**What to work on:** Your output should contain every record, unchanged.
--- START ---
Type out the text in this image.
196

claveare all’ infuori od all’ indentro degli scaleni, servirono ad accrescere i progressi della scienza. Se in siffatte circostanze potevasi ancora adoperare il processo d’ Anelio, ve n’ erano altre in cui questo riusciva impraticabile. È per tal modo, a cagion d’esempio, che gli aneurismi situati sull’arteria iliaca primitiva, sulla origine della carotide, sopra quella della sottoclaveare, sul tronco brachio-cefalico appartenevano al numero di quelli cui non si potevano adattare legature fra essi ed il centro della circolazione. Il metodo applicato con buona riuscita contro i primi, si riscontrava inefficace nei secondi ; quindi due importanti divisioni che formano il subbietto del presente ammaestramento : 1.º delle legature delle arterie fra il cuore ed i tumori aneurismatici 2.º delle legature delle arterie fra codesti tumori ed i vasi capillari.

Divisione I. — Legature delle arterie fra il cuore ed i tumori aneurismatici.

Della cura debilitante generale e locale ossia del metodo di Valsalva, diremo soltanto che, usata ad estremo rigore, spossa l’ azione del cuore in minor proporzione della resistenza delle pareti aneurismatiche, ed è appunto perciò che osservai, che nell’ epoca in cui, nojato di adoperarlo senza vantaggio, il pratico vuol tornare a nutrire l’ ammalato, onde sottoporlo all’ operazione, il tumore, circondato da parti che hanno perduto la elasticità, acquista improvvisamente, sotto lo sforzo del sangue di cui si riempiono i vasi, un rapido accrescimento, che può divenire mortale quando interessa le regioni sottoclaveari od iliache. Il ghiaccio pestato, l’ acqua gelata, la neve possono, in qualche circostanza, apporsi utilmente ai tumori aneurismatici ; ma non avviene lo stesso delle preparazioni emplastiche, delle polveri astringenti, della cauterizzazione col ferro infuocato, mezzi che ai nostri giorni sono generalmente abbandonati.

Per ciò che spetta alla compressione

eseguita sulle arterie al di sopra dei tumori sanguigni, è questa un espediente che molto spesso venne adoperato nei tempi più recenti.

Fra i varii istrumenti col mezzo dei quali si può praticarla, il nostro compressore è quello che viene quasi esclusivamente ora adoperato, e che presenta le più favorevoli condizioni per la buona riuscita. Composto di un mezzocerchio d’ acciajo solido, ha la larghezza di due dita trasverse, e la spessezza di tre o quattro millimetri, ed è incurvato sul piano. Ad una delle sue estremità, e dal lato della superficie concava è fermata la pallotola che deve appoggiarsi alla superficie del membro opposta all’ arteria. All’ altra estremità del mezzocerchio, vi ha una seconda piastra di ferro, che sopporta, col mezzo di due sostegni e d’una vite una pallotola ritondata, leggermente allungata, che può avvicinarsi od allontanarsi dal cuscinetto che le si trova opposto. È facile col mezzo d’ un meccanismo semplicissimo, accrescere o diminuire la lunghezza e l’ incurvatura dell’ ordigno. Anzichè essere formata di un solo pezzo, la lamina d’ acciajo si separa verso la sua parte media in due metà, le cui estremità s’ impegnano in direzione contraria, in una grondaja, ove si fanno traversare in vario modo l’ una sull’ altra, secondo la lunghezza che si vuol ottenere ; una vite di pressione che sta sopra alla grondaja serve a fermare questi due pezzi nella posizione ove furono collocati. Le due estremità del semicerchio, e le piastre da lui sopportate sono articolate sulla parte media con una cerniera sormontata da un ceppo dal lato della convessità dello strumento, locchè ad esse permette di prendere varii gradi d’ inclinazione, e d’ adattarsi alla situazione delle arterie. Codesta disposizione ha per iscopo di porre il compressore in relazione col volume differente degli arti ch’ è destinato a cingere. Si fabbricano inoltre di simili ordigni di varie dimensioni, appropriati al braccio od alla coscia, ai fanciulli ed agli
--- END ---
**Solution for this problem:**
Type out the text in this image.
196

claveare all’ infuori od all’ indentro degli scaleni, servirono ad accrescere i progressi della scienza. Se in siffatte circostanze potevasi ancora adoperare il processo d’ Anelio, ve n’ erano altre in cui questo riusciva impraticabile. È per tal modo, a cagion d’esempio, che gli aneurismi situati sull’arteria iliaca primitiva, sulla origine della carotide, sopra quella della sottoclaveare, sul tronco brachio-cefalico appartenevano al numero di quelli cui non si potevano adattare legature fra essi ed il centro della circolazione. Il metodo applicato con buona riuscita contro i primi, si riscontrava inefficace nei secondi ; quindi due importanti divisioni che formano il subbietto del presente ammaestramento : 1.º delle legature delle arterie fra il cuore ed i tumori aneurismatici 2.º delle legature delle arterie fra codesti tumori ed i vasi capillari.

Divisione I. — Legature delle arterie fra il cuore ed i tumori aneurismatici.

Della cura debilitante generale e locale ossia del metodo di Valsalva, diremo soltanto che, usata ad estremo rigore, spossa l’ azione del cuore in minor proporzione della resistenza delle pareti aneurismatiche, ed è appunto perciò che osservai, che nell’ epoca in cui, nojato di adoperarlo senza vantaggio, il pratico vuol tornare a nutrire l’ ammalato, onde sottoporlo all’ operazione, il tumore, circondato da parti che hanno perduto la elasticità, acquista improvvisamente, sotto lo sforzo del sangue di cui si riempiono i vasi, un rapido accrescimento, che può divenire mortale quando interessa le regioni sottoclaveari od iliache. Il ghiaccio pestato, l’ acqua gelata, la neve possono, in qualche circostanza, apporsi utilmente ai tumori aneurismatici ; ma non avviene lo stesso delle preparazioni emplastiche, delle polveri astringenti, della cauterizzazione col ferro infuocato, mezzi che ai nostri giorni sono generalmente abbandonati.

Per ciò che spetta alla compressione

eseguita sulle arterie al di sopra dei tumori sanguigni, è questa un espediente che molto spesso venne adoperato nei tempi più recenti.

Fra i varii istrumenti col mezzo dei quali si può praticarla, il nostro compressore è quello che viene quasi esclusivamente ora adoperato, e che presenta le più favorevoli condizioni per la buona riuscita. Composto di un mezzocerchio d’ acciajo solido, ha la larghezza di due dita trasverse, e la spessezza di tre o quattro millimetri, ed è incurvato sul piano. Ad una delle sue estremità, e dal lato della superficie concava è fermata la pallotola che deve appoggiarsi alla superficie del membro opposta all’ arteria. All’ altra estremità del mezzocerchio, vi ha una seconda piastra di ferro, che sopporta, col mezzo di due sostegni e d’una vite una pallotola ritondata, leggermente allungata, che può avvicinarsi od allontanarsi dal cuscinetto che le si trova opposto. È facile col mezzo d’ un meccanismo semplicissimo, accrescere o diminuire la lunghezza e l’ incurvatura dell’ ordigno. Anzichè essere formata di un solo pezzo, la lamina d’ acciajo si separa verso la sua parte media in due metà, le cui estremità s’ impegnano in direzione contraria, in una grondaja, ove si fanno traversare in vario modo l’ una sull’ altra, secondo la lunghezza che si vuol ottenere ; una vite di pressione che sta sopra alla grondaja serve a fermare questi due pezzi nella posizione ove furono collocati. Le due estremità del semicerchio, e le piastre da lui sopportate sono articolate sulla parte media con una cerniera sormontata da un ceppo dal lato della convessità dello strumento, locchè ad esse permette di prendere varii gradi d’ inclinazione, e d’ adattarsi alla situazione delle arterie. Codesta disposizione ha per iscopo di porre il compressore in relazione col volume differente degli arti ch’ è destinato a cingere. Si fabbricano inoltre di simili ordigni di varie dimensioni, appropriati al braccio od alla coscia, ai fanciulli ed agli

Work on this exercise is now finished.